## OBJECTIVE:
From the entries that follow, extract each line holding the string "share".

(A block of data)
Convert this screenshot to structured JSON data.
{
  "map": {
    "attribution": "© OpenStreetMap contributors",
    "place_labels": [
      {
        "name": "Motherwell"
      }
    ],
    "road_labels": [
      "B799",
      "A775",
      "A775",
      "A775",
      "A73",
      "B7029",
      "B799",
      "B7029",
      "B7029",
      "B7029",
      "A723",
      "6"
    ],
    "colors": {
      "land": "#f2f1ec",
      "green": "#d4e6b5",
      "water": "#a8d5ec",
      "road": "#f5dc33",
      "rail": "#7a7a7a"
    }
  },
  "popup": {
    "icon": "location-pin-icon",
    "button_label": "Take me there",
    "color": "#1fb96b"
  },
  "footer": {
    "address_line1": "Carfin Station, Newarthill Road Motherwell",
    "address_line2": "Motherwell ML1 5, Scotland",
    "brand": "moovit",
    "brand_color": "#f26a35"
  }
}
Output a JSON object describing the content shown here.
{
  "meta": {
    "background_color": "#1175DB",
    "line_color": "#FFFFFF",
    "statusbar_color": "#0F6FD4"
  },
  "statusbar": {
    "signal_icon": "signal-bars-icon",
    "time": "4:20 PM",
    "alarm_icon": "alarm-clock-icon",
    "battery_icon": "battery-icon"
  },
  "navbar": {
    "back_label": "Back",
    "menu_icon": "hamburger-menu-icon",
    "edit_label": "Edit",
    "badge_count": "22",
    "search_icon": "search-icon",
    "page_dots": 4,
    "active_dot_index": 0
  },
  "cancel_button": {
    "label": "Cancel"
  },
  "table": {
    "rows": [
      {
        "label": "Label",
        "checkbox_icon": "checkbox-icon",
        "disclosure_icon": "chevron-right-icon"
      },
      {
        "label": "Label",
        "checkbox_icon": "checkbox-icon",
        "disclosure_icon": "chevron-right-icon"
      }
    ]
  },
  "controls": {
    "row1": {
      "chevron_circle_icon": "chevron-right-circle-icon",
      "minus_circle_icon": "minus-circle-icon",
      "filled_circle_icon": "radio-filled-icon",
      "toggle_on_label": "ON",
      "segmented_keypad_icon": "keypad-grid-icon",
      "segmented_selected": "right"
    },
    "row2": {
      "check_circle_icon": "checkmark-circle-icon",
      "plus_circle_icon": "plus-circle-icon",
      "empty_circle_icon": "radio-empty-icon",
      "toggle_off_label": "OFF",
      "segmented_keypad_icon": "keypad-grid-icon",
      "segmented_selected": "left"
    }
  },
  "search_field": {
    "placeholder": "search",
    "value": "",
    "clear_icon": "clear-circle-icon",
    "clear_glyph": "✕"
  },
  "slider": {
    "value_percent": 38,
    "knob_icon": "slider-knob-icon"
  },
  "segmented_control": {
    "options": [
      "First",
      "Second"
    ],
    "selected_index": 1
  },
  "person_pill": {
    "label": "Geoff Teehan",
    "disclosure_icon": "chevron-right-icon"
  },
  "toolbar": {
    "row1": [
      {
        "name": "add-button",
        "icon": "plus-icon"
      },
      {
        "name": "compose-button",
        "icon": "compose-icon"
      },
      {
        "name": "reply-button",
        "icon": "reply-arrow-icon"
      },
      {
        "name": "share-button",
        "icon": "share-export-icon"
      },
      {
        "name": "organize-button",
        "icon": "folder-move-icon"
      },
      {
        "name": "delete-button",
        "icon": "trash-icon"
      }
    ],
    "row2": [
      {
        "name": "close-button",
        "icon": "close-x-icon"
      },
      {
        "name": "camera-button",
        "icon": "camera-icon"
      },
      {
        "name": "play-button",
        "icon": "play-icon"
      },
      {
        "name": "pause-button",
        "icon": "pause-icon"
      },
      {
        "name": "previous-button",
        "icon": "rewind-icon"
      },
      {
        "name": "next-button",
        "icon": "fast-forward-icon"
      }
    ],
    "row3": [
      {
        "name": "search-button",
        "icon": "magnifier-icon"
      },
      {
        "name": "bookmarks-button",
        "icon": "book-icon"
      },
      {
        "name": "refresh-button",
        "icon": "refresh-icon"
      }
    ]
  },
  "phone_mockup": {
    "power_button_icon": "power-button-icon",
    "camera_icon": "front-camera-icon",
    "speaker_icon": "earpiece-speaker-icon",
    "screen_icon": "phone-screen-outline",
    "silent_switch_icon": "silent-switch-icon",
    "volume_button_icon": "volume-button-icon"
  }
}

## WORKED ANSWER:
        "name": "share-button",
        "icon": "share-export-icon"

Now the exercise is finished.